(Layout annotation data)
□ □ □ □ □ □ □
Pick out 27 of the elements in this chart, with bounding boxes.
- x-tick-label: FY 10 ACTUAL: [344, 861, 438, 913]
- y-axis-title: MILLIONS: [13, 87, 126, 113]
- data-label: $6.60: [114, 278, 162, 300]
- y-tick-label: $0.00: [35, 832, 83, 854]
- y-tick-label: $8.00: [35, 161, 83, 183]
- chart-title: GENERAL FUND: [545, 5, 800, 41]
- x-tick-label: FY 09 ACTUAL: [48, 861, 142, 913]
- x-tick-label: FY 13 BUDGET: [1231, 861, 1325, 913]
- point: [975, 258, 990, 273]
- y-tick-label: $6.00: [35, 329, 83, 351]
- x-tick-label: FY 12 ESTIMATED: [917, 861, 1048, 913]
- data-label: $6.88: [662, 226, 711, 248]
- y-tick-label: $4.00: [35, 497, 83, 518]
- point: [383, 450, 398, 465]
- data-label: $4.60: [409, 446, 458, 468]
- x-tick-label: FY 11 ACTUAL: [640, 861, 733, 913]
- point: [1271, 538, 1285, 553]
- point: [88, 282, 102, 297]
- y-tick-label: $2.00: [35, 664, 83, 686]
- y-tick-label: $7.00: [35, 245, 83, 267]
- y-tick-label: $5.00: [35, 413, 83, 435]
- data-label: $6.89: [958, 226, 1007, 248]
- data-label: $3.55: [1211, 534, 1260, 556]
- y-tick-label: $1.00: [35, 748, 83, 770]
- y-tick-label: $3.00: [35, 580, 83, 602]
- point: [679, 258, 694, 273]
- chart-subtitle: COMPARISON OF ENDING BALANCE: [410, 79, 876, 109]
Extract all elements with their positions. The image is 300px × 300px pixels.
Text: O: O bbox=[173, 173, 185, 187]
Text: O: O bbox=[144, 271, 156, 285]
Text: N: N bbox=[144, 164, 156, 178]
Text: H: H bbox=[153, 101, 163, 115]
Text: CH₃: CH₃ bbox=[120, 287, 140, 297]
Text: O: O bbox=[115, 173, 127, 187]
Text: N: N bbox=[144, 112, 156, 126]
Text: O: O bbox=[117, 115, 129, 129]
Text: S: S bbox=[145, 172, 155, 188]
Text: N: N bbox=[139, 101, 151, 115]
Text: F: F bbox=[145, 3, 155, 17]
□ □ □ □ □ □ □
• **PROBLEM STATEMENT**:
Copy every line of the items above without changing anything.

• **TASK OUTPUT**:
Pick out 27 of the elements in this chart, with bounding boxes.
- x-tick-label: FY 10 ACTUAL: [344, 861, 438, 913]
- y-axis-title: MILLIONS: [13, 87, 126, 113]
- data-label: $6.60: [114, 278, 162, 300]
- y-tick-label: $0.00: [35, 832, 83, 854]
- y-tick-label: $8.00: [35, 161, 83, 183]
- chart-title: GENERAL FUND: [545, 5, 800, 41]
- x-tick-label: FY 09 ACTUAL: [48, 861, 142, 913]
- x-tick-label: FY 13 BUDGET: [1231, 861, 1325, 913]
- point: [975, 258, 990, 273]
- y-tick-label: $6.00: [35, 329, 83, 351]
- x-tick-label: FY 12 ESTIMATED: [917, 861, 1048, 913]
- data-label: $6.88: [662, 226, 711, 248]
- y-tick-label: $4.00: [35, 497, 83, 518]
- point: [383, 450, 398, 465]
- data-label: $4.60: [409, 446, 458, 468]
- x-tick-label: FY 11 ACTUAL: [640, 861, 733, 913]
- point: [1271, 538, 1285, 553]
- point: [88, 282, 102, 297]
- y-tick-label: $2.00: [35, 664, 83, 686]
- y-tick-label: $7.00: [35, 245, 83, 267]
- y-tick-label: $5.00: [35, 413, 83, 435]
- data-label: $6.89: [958, 226, 1007, 248]
- data-label: $3.55: [1211, 534, 1260, 556]
- y-tick-label: $1.00: [35, 748, 83, 770]
- y-tick-label: $3.00: [35, 580, 83, 602]
- point: [679, 258, 694, 273]
- chart-subtitle: COMPARISON OF ENDING BALANCE: [410, 79, 876, 109]
Extract all elements with their positions. The image is 300px × 300px pixels.
Text: O: O bbox=[173, 173, 185, 187]
Text: O: O bbox=[144, 271, 156, 285]
Text: N: N bbox=[144, 164, 156, 178]
Text: H: H bbox=[153, 101, 163, 115]
Text: CH₃: CH₃ bbox=[120, 287, 140, 297]
Text: O: O bbox=[115, 173, 127, 187]
Text: N: N bbox=[144, 112, 156, 126]
Text: O: O bbox=[117, 115, 129, 129]
Text: S: S bbox=[145, 172, 155, 188]
Text: N: N bbox=[139, 101, 151, 115]
Text: F: F bbox=[145, 3, 155, 17]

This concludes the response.